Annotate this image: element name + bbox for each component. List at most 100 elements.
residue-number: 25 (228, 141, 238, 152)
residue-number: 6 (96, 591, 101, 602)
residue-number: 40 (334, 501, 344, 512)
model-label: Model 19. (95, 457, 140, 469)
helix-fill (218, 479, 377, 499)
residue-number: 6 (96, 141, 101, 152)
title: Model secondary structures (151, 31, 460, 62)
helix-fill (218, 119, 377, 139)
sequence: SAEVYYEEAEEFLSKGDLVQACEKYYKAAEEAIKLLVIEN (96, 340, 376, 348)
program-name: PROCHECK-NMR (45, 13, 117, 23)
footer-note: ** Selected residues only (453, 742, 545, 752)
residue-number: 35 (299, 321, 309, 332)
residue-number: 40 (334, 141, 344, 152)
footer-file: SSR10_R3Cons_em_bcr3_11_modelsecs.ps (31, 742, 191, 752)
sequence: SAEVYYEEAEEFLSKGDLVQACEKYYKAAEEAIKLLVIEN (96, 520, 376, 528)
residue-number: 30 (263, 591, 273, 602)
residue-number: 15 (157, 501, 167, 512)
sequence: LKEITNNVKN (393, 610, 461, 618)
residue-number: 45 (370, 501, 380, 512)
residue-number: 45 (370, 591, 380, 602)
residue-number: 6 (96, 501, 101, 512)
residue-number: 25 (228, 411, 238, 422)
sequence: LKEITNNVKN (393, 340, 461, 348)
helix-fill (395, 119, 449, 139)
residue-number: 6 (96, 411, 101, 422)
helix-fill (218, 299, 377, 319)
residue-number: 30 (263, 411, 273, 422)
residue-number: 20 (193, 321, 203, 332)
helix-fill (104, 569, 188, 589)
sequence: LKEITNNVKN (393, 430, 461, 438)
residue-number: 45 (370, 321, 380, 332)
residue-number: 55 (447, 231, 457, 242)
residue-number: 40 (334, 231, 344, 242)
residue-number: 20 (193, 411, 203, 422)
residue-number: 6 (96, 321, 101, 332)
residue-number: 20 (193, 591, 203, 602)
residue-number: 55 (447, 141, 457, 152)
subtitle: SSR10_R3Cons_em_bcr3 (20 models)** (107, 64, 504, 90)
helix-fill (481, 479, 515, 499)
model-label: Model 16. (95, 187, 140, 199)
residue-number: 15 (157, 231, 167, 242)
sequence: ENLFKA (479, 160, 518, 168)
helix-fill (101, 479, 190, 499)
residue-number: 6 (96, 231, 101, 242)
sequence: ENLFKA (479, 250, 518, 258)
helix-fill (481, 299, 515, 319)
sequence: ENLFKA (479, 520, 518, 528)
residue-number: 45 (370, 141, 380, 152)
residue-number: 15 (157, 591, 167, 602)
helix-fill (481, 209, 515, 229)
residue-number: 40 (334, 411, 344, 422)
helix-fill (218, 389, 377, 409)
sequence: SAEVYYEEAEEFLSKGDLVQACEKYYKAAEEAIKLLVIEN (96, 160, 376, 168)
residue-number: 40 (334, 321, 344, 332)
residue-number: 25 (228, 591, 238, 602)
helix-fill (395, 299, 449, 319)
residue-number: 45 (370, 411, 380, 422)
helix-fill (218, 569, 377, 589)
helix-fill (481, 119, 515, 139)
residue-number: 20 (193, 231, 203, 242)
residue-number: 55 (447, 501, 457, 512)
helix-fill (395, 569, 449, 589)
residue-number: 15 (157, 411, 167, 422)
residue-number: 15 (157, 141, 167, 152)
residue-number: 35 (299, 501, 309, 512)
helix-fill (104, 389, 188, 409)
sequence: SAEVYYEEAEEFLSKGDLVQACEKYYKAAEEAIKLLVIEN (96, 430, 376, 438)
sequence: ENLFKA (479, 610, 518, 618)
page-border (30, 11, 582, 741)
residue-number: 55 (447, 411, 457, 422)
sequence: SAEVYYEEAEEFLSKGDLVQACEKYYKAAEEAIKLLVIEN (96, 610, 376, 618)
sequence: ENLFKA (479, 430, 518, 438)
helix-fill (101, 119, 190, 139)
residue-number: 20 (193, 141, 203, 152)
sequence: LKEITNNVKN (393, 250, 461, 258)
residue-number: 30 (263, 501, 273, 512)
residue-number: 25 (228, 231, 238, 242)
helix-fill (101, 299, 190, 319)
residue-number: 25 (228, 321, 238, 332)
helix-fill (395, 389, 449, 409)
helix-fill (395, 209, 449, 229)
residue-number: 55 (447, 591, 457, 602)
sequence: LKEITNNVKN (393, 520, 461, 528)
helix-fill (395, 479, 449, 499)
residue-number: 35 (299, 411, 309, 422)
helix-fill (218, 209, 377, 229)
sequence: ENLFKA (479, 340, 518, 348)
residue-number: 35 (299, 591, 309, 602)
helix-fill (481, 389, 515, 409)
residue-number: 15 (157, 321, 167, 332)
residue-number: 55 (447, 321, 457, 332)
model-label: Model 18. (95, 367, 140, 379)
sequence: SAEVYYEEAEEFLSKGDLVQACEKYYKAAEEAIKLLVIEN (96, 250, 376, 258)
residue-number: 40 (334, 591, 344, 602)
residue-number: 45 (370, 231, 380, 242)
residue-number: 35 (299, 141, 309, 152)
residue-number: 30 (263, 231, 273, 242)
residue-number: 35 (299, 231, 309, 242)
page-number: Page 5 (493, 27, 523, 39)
◇ ◇ ◇ ◇
• Aim: Starting at the top of the records and stopping after the line that contains "helix-fill (218, 119, 377, 139)", present those lines as a Markdown table with a Number column and a Text column, and leave out any blank lines.

• The output:
| Number | Text |
|---|---|
| 1 | Annotate this image: element name + bbox for each component. List at most 100 elements. |
| 2 | residue-number: 25 (228, 141, 238, 152) |
| 3 | residue-number: 6 (96, 591, 101, 602) |
| 4 | residue-number: 40 (334, 501, 344, 512) |
| 5 | model-label: Model 19. (95, 457, 140, 469) |
| 6 | helix-fill (218, 479, 377, 499) |
| 7 | residue-number: 6 (96, 141, 101, 152) |
| 8 | title: Model secondary structures (151, 31, 460, 62) |
| 9 | helix-fill (218, 119, 377, 139) |